Type out every line below exactly as it reads.

[START OF INFORMATION SUPPLIED]

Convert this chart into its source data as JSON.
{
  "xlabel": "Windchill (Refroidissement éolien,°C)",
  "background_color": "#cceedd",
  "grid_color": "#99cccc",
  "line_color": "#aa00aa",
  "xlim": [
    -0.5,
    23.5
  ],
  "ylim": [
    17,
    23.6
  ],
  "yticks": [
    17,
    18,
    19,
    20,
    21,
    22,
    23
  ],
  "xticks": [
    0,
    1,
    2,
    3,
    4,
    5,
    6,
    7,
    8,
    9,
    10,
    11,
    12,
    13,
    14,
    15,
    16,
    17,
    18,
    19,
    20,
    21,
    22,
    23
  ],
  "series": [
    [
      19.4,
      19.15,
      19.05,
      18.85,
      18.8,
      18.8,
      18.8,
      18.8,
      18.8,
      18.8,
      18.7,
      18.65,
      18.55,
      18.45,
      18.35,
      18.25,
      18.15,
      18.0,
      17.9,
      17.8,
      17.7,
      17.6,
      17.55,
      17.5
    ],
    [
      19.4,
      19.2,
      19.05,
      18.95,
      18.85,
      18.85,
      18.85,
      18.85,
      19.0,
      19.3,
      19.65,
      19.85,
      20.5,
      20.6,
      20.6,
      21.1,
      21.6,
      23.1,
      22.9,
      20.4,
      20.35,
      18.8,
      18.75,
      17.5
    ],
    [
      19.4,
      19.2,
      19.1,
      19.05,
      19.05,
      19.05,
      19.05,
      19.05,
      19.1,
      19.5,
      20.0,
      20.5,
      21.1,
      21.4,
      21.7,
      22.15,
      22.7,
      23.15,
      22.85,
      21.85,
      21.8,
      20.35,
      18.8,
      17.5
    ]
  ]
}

[END OF INFORMATION SUPPLIED]

* [SOLUTION TO THIS EXERCISE]:
Convert this chart into its source data as JSON.
{
  "xlabel": "Windchill (Refroidissement éolien,°C)",
  "background_color": "#cceedd",
  "grid_color": "#99cccc",
  "line_color": "#aa00aa",
  "xlim": [
    -0.5,
    23.5
  ],
  "ylim": [
    17,
    23.6
  ],
  "yticks": [
    17,
    18,
    19,
    20,
    21,
    22,
    23
  ],
  "xticks": [
    0,
    1,
    2,
    3,
    4,
    5,
    6,
    7,
    8,
    9,
    10,
    11,
    12,
    13,
    14,
    15,
    16,
    17,
    18,
    19,
    20,
    21,
    22,
    23
  ],
  "series": [
    [
      19.4,
      19.15,
      19.05,
      18.85,
      18.8,
      18.8,
      18.8,
      18.8,
      18.8,
      18.8,
      18.7,
      18.65,
      18.55,
      18.45,
      18.35,
      18.25,
      18.15,
      18.0,
      17.9,
      17.8,
      17.7,
      17.6,
      17.55,
      17.5
    ],
    [
      19.4,
      19.2,
      19.05,
      18.95,
      18.85,
      18.85,
      18.85,
      18.85,
      19.0,
      19.3,
      19.65,
      19.85,
      20.5,
      20.6,
      20.6,
      21.1,
      21.6,
      23.1,
      22.9,
      20.4,
      20.35,
      18.8,
      18.75,
      17.5
    ],
    [
      19.4,
      19.2,
      19.1,
      19.05,
      19.05,
      19.05,
      19.05,
      19.05,
      19.1,
      19.5,
      20.0,
      20.5,
      21.1,
      21.4,
      21.7,
      22.15,
      22.7,
      23.15,
      22.85,
      21.85,
      21.8,
      20.35,
      18.8,
      17.5
    ]
  ]
}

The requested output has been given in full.